INPUT FOR THIS TASK:

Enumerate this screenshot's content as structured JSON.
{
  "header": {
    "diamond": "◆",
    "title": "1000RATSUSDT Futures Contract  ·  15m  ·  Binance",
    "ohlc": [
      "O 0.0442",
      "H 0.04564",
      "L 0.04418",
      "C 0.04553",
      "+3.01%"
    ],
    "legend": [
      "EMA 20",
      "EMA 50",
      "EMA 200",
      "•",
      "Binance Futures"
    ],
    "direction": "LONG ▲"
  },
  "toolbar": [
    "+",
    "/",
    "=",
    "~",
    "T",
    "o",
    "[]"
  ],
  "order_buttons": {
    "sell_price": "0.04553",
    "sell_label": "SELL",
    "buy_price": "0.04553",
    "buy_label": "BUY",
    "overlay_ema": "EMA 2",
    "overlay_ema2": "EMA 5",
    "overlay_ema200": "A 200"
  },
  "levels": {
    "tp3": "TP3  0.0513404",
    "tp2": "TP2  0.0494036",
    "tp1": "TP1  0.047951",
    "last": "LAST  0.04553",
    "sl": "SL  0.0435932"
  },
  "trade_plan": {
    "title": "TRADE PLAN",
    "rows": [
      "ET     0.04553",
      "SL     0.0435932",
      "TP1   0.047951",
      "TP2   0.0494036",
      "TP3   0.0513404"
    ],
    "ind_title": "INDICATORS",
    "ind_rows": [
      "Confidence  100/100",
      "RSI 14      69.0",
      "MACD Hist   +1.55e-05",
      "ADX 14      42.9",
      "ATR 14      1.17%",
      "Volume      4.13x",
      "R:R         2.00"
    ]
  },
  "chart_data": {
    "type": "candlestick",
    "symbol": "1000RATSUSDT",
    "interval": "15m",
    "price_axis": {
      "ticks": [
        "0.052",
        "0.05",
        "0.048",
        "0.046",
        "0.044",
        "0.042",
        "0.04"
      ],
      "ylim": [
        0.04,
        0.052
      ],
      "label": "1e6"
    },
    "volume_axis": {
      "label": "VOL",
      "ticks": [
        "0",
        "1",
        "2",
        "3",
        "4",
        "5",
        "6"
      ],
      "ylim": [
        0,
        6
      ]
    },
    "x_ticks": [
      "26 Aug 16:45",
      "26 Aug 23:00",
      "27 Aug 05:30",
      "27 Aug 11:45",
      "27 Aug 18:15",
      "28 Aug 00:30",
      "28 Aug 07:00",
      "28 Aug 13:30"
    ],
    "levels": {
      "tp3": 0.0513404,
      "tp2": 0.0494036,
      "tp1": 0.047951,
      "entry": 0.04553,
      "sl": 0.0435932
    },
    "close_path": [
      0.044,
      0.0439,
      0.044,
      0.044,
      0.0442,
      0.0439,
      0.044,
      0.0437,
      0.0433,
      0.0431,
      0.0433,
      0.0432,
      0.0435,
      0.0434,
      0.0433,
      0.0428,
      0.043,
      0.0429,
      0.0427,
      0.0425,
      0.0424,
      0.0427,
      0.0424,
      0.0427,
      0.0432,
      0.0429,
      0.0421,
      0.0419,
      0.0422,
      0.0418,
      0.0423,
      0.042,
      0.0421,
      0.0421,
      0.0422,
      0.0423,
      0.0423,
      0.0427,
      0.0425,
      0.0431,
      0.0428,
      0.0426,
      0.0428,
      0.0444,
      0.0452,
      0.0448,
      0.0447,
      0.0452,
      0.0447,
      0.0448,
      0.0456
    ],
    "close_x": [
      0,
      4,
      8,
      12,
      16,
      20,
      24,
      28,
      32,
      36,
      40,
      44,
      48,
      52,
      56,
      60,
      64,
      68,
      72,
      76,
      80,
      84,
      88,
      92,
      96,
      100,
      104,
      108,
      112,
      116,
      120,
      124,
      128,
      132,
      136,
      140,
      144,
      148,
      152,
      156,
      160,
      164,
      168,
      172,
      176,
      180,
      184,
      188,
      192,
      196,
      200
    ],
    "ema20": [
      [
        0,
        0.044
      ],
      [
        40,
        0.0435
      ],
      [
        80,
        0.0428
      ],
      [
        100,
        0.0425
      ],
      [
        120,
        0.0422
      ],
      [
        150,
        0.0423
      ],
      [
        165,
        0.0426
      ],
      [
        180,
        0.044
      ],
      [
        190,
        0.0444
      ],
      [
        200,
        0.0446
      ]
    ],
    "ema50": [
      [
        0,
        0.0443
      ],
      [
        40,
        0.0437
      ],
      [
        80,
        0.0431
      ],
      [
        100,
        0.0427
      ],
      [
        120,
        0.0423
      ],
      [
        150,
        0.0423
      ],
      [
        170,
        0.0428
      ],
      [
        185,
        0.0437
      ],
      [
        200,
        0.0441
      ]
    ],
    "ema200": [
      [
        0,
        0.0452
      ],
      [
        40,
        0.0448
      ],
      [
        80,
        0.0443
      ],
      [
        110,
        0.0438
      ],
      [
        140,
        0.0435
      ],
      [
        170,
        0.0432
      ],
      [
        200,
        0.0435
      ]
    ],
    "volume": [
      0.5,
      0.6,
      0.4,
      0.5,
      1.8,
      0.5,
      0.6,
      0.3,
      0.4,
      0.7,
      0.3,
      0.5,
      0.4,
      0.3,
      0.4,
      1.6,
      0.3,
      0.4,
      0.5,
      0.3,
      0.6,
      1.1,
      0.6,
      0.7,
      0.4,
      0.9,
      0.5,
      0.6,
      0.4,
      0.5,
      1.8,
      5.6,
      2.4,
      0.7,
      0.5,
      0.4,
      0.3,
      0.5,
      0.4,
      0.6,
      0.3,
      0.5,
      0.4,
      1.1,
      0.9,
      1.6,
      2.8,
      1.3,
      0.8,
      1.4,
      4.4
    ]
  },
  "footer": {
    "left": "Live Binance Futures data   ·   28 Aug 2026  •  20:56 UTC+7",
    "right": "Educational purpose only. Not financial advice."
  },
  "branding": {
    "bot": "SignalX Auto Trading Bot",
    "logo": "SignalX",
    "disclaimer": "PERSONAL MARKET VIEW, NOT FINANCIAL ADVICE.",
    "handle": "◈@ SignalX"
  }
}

TASK BRIEF: Each line above must be reproduced exactly as it stands.

TASK OUTPUT:
Enumerate this screenshot's content as structured JSON.
{
  "header": {
    "diamond": "◆",
    "title": "1000RATSUSDT Futures Contract  ·  15m  ·  Binance",
    "ohlc": [
      "O 0.0442",
      "H 0.04564",
      "L 0.04418",
      "C 0.04553",
      "+3.01%"
    ],
    "legend": [
      "EMA 20",
      "EMA 50",
      "EMA 200",
      "•",
      "Binance Futures"
    ],
    "direction": "LONG ▲"
  },
  "toolbar": [
    "+",
    "/",
    "=",
    "~",
    "T",
    "o",
    "[]"
  ],
  "order_buttons": {
    "sell_price": "0.04553",
    "sell_label": "SELL",
    "buy_price": "0.04553",
    "buy_label": "BUY",
    "overlay_ema": "EMA 2",
    "overlay_ema2": "EMA 5",
    "overlay_ema200": "A 200"
  },
  "levels": {
    "tp3": "TP3  0.0513404",
    "tp2": "TP2  0.0494036",
    "tp1": "TP1  0.047951",
    "last": "LAST  0.04553",
    "sl": "SL  0.0435932"
  },
  "trade_plan": {
    "title": "TRADE PLAN",
    "rows": [
      "ET     0.04553",
      "SL     0.0435932",
      "TP1   0.047951",
      "TP2   0.0494036",
      "TP3   0.0513404"
    ],
    "ind_title": "INDICATORS",
    "ind_rows": [
      "Confidence  100/100",
      "RSI 14      69.0",
      "MACD Hist   +1.55e-05",
      "ADX 14      42.9",
      "ATR 14      1.17%",
      "Volume      4.13x",
      "R:R         2.00"
    ]
  },
  "chart_data": {
    "type": "candlestick",
    "symbol": "1000RATSUSDT",
    "interval": "15m",
    "price_axis": {
      "ticks": [
        "0.052",
        "0.05",
        "0.048",
        "0.046",
        "0.044",
        "0.042",
        "0.04"
      ],
      "ylim": [
        0.04,
        0.052
      ],
      "label": "1e6"
    },
    "volume_axis": {
      "label": "VOL",
      "ticks": [
        "0",
        "1",
        "2",
        "3",
        "4",
        "5",
        "6"
      ],
      "ylim": [
        0,
        6
      ]
    },
    "x_ticks": [
      "26 Aug 16:45",
      "26 Aug 23:00",
      "27 Aug 05:30",
      "27 Aug 11:45",
      "27 Aug 18:15",
      "28 Aug 00:30",
      "28 Aug 07:00",
      "28 Aug 13:30"
    ],
    "levels": {
      "tp3": 0.0513404,
      "tp2": 0.0494036,
      "tp1": 0.047951,
      "entry": 0.04553,
      "sl": 0.0435932
    },
    "close_path": [
      0.044,
      0.0439,
      0.044,
      0.044,
      0.0442,
      0.0439,
      0.044,
      0.0437,
      0.0433,
      0.0431,
      0.0433,
      0.0432,
      0.0435,
      0.0434,
      0.0433,
      0.0428,
      0.043,
      0.0429,
      0.0427,
      0.0425,
      0.0424,
      0.0427,
      0.0424,
      0.0427,
      0.0432,
      0.0429,
      0.0421,
      0.0419,
      0.0422,
      0.0418,
      0.0423,
      0.042,
      0.0421,
      0.0421,
      0.0422,
      0.0423,
      0.0423,
      0.0427,
      0.0425,
      0.0431,
      0.0428,
      0.0426,
      0.0428,
      0.0444,
      0.0452,
      0.0448,
      0.0447,
      0.0452,
      0.0447,
      0.0448,
      0.0456
    ],
    "close_x": [
      0,
      4,
      8,
      12,
      16,
      20,
      24,
      28,
      32,
      36,
      40,
      44,
      48,
      52,
      56,
      60,
      64,
      68,
      72,
      76,
      80,
      84,
      88,
      92,
      96,
      100,
      104,
      108,
      112,
      116,
      120,
      124,
      128,
      132,
      136,
      140,
      144,
      148,
      152,
      156,
      160,
      164,
      168,
      172,
      176,
      180,
      184,
      188,
      192,
      196,
      200
    ],
    "ema20": [
      [
        0,
        0.044
      ],
      [
        40,
        0.0435
      ],
      [
        80,
        0.0428
      ],
      [
        100,
        0.0425
      ],
      [
        120,
        0.0422
      ],
      [
        150,
        0.0423
      ],
      [
        165,
        0.0426
      ],
      [
        180,
        0.044
      ],
      [
        190,
        0.0444
      ],
      [
        200,
        0.0446
      ]
    ],
    "ema50": [
      [
        0,
        0.0443
      ],
      [
        40,
        0.0437
      ],
      [
        80,
        0.0431
      ],
      [
        100,
        0.0427
      ],
      [
        120,
        0.0423
      ],
      [
        150,
        0.0423
      ],
      [
        170,
        0.0428
      ],
      [
        185,
        0.0437
      ],
      [
        200,
        0.0441
      ]
    ],
    "ema200": [
      [
        0,
        0.0452
      ],
      [
        40,
        0.0448
      ],
      [
        80,
        0.0443
      ],
      [
        110,
        0.0438
      ],
      [
        140,
        0.0435
      ],
      [
        170,
        0.0432
      ],
      [
        200,
        0.0435
      ]
    ],
    "volume": [
      0.5,
      0.6,
      0.4,
      0.5,
      1.8,
      0.5,
      0.6,
      0.3,
      0.4,
      0.7,
      0.3,
      0.5,
      0.4,
      0.3,
      0.4,
      1.6,
      0.3,
      0.4,
      0.5,
      0.3,
      0.6,
      1.1,
      0.6,
      0.7,
      0.4,
      0.9,
      0.5,
      0.6,
      0.4,
      0.5,
      1.8,
      5.6,
      2.4,
      0.7,
      0.5,
      0.4,
      0.3,
      0.5,
      0.4,
      0.6,
      0.3,
      0.5,
      0.4,
      1.1,
      0.9,
      1.6,
      2.8,
      1.3,
      0.8,
      1.4,
      4.4
    ]
  },
  "footer": {
    "left": "Live Binance Futures data   ·   28 Aug 2026  •  20:56 UTC+7",
    "right": "Educational purpose only. Not financial advice."
  },
  "branding": {
    "bot": "SignalX Auto Trading Bot",
    "logo": "SignalX",
    "disclaimer": "PERSONAL MARKET VIEW, NOT FINANCIAL ADVICE.",
    "handle": "◈@ SignalX"
  }
}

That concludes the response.